- _Listing_
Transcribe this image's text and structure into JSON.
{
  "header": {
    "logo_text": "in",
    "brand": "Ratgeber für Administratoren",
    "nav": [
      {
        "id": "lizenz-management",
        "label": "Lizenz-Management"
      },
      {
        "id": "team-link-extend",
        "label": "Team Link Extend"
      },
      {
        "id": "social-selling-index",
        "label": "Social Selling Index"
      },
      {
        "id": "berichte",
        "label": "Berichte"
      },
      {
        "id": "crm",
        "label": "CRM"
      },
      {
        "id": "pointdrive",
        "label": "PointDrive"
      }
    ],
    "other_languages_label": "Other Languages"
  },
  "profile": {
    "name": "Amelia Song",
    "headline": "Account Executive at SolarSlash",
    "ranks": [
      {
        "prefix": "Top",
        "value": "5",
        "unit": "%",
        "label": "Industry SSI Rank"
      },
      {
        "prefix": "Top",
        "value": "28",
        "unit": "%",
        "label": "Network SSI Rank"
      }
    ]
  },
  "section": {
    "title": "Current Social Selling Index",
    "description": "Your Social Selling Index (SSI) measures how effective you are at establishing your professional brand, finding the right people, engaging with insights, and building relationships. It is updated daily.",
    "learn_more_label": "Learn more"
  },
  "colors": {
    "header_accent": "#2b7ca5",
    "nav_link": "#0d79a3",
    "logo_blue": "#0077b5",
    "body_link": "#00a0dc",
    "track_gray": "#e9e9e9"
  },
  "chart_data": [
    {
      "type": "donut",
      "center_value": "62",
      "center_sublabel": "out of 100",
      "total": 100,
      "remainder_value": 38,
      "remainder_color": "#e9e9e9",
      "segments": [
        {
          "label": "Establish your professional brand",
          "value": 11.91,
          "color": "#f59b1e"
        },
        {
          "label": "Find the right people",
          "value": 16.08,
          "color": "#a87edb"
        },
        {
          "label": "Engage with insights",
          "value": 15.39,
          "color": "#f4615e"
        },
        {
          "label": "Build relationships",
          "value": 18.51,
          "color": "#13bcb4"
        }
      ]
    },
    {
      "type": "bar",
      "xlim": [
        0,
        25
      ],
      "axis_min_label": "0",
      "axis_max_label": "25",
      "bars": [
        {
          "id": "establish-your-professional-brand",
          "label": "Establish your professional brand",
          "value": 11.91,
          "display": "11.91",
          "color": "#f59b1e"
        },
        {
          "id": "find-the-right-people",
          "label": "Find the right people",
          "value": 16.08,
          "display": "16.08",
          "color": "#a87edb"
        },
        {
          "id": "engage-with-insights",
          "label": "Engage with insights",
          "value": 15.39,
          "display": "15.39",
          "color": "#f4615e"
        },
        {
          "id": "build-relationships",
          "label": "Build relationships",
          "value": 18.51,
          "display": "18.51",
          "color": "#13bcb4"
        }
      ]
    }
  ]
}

- _Problem to work on_
Would you copy out each line exactly as written?

- _Response for this exercise_
Transcribe this image's text and structure into JSON.
{
  "header": {
    "logo_text": "in",
    "brand": "Ratgeber für Administratoren",
    "nav": [
      {
        "id": "lizenz-management",
        "label": "Lizenz-Management"
      },
      {
        "id": "team-link-extend",
        "label": "Team Link Extend"
      },
      {
        "id": "social-selling-index",
        "label": "Social Selling Index"
      },
      {
        "id": "berichte",
        "label": "Berichte"
      },
      {
        "id": "crm",
        "label": "CRM"
      },
      {
        "id": "pointdrive",
        "label": "PointDrive"
      }
    ],
    "other_languages_label": "Other Languages"
  },
  "profile": {
    "name": "Amelia Song",
    "headline": "Account Executive at SolarSlash",
    "ranks": [
      {
        "prefix": "Top",
        "value": "5",
        "unit": "%",
        "label": "Industry SSI Rank"
      },
      {
        "prefix": "Top",
        "value": "28",
        "unit": "%",
        "label": "Network SSI Rank"
      }
    ]
  },
  "section": {
    "title": "Current Social Selling Index",
    "description": "Your Social Selling Index (SSI) measures how effective you are at establishing your professional brand, finding the right people, engaging with insights, and building relationships. It is updated daily.",
    "learn_more_label": "Learn more"
  },
  "colors": {
    "header_accent": "#2b7ca5",
    "nav_link": "#0d79a3",
    "logo_blue": "#0077b5",
    "body_link": "#00a0dc",
    "track_gray": "#e9e9e9"
  },
  "chart_data": [
    {
      "type": "donut",
      "center_value": "62",
      "center_sublabel": "out of 100",
      "total": 100,
      "remainder_value": 38,
      "remainder_color": "#e9e9e9",
      "segments": [
        {
          "label": "Establish your professional brand",
          "value": 11.91,
          "color": "#f59b1e"
        },
        {
          "label": "Find the right people",
          "value": 16.08,
          "color": "#a87edb"
        },
        {
          "label": "Engage with insights",
          "value": 15.39,
          "color": "#f4615e"
        },
        {
          "label": "Build relationships",
          "value": 18.51,
          "color": "#13bcb4"
        }
      ]
    },
    {
      "type": "bar",
      "xlim": [
        0,
        25
      ],
      "axis_min_label": "0",
      "axis_max_label": "25",
      "bars": [
        {
          "id": "establish-your-professional-brand",
          "label": "Establish your professional brand",
          "value": 11.91,
          "display": "11.91",
          "color": "#f59b1e"
        },
        {
          "id": "find-the-right-people",
          "label": "Find the right people",
          "value": 16.08,
          "display": "16.08",
          "color": "#a87edb"
        },
        {
          "id": "engage-with-insights",
          "label": "Engage with insights",
          "value": 15.39,
          "display": "15.39",
          "color": "#f4615e"
        },
        {
          "id": "build-relationships",
          "label": "Build relationships",
          "value": 18.51,
          "display": "18.51",
          "color": "#13bcb4"
        }
      ]
    }
  ]
}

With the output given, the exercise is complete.